• Problem to solve: Lines that include the word "grid" are the ones to copy.

______

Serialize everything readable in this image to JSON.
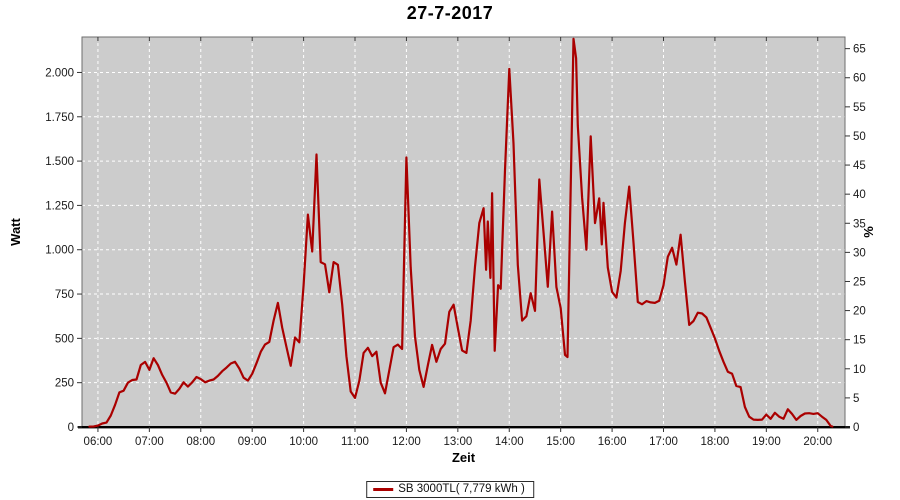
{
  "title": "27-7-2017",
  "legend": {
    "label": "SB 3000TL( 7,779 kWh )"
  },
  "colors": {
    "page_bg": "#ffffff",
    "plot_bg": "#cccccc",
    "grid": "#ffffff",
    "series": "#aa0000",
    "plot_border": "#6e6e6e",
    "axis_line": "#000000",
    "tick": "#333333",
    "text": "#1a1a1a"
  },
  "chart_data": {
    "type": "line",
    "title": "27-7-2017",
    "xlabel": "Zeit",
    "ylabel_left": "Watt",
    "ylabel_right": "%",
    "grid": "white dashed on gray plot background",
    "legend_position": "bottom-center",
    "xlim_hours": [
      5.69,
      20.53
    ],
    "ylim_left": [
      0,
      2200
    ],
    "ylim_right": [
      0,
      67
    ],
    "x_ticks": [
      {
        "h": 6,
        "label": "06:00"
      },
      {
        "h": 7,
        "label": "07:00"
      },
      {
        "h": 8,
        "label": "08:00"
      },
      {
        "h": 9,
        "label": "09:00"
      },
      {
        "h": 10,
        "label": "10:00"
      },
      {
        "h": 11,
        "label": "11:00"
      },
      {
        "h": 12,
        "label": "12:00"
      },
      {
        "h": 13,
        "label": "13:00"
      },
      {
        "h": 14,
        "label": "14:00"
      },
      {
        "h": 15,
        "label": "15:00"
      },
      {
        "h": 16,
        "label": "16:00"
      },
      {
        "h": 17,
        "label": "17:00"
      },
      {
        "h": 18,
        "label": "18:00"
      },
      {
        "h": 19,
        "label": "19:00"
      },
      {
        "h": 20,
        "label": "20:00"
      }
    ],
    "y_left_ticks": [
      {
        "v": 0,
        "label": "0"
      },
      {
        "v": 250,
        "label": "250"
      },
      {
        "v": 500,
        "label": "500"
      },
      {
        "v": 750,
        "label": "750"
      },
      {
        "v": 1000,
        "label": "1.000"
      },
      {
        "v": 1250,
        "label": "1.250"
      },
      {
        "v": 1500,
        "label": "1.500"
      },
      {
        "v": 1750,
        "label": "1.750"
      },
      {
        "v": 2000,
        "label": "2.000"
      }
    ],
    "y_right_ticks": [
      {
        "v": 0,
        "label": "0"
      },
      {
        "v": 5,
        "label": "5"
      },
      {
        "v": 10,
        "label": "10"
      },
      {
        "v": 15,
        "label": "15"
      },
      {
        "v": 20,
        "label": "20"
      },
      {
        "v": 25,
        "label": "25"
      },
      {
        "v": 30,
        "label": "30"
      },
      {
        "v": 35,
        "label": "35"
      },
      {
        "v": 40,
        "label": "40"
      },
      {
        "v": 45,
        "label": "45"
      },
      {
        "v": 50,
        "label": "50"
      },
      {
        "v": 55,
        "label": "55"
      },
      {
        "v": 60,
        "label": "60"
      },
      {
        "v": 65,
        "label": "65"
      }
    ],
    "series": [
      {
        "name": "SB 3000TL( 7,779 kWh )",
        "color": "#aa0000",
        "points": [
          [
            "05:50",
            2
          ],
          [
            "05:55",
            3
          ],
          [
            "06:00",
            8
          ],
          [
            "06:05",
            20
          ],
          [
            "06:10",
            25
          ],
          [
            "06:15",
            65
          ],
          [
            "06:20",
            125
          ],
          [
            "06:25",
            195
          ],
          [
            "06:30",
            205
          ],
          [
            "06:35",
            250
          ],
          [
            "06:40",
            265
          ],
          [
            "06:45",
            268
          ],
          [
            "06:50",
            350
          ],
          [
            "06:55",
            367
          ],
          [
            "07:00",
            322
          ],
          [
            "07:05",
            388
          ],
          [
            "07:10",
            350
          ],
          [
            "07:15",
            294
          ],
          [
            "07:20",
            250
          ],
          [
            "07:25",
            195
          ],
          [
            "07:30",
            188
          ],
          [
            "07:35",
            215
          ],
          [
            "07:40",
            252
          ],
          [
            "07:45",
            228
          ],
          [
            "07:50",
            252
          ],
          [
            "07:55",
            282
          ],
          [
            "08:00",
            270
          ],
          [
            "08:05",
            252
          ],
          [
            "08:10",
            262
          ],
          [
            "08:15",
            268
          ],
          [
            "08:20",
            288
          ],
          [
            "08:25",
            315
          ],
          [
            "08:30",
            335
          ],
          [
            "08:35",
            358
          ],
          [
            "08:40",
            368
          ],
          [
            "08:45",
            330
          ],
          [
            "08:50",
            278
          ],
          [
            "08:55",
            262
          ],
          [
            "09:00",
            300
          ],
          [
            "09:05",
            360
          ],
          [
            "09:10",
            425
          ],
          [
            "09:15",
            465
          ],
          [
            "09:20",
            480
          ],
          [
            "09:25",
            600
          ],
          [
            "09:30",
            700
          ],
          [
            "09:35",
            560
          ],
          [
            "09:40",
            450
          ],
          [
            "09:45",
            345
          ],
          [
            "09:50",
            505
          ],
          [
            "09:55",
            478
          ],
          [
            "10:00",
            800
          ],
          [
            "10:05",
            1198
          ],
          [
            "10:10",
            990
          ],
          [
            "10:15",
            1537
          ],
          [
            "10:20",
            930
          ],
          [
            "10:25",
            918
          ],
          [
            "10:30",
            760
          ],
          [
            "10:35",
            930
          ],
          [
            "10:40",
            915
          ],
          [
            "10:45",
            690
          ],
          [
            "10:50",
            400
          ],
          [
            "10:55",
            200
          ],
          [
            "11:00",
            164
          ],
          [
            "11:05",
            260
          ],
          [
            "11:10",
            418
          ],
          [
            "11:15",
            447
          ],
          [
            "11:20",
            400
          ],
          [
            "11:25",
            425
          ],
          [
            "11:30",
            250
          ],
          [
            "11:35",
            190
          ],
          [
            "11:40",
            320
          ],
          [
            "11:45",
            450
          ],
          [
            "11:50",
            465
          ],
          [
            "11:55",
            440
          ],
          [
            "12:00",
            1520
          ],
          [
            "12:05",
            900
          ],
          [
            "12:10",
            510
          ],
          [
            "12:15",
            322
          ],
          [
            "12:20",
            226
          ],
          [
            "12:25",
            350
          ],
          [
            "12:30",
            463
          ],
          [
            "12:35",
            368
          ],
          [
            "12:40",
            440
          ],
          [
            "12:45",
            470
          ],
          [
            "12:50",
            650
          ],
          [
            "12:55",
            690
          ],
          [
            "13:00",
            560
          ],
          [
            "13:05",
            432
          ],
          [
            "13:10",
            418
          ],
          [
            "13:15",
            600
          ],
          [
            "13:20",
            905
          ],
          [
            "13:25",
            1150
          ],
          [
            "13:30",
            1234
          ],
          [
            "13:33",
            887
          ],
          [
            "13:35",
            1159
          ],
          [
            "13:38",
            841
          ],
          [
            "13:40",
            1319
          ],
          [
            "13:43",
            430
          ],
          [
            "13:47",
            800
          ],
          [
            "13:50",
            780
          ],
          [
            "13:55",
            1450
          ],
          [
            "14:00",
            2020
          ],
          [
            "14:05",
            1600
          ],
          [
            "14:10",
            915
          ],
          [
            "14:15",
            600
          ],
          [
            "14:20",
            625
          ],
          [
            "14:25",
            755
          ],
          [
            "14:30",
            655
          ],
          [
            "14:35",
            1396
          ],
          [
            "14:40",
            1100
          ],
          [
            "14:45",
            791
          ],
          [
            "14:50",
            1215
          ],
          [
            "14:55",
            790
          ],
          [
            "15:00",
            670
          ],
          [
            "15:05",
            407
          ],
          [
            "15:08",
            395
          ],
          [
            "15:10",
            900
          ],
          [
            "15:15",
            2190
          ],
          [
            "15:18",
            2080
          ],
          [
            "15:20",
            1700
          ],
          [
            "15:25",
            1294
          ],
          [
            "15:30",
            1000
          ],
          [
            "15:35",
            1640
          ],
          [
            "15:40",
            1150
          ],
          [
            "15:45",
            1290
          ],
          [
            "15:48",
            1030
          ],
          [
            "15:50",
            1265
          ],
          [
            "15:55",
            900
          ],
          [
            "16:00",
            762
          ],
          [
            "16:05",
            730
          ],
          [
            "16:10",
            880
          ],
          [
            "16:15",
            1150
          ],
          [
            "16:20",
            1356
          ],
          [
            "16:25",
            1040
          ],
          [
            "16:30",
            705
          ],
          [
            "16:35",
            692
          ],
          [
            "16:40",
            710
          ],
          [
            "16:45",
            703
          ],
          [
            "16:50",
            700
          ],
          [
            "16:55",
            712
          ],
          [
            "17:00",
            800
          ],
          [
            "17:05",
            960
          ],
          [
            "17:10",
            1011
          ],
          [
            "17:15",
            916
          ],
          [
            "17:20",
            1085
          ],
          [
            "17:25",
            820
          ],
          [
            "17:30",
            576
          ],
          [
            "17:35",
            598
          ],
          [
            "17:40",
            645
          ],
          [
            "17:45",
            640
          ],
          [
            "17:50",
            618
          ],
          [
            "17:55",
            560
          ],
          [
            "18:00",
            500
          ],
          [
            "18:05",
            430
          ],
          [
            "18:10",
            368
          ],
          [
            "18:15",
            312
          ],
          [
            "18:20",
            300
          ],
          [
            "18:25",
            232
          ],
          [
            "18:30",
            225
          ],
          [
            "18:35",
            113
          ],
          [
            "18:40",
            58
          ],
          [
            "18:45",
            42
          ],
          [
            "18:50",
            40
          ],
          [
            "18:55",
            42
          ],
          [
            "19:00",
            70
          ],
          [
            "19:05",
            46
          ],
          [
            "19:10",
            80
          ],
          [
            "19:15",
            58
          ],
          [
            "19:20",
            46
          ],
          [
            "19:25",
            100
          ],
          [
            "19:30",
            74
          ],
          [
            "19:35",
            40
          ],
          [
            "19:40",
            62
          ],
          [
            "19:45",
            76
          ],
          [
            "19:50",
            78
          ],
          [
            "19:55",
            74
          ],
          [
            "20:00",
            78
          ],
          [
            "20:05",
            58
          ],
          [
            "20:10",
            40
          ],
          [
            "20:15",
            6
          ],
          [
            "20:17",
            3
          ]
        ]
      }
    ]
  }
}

______

• Final result:
    "grid": "#ffffff",
    "grid": "white dashed on gray plot background",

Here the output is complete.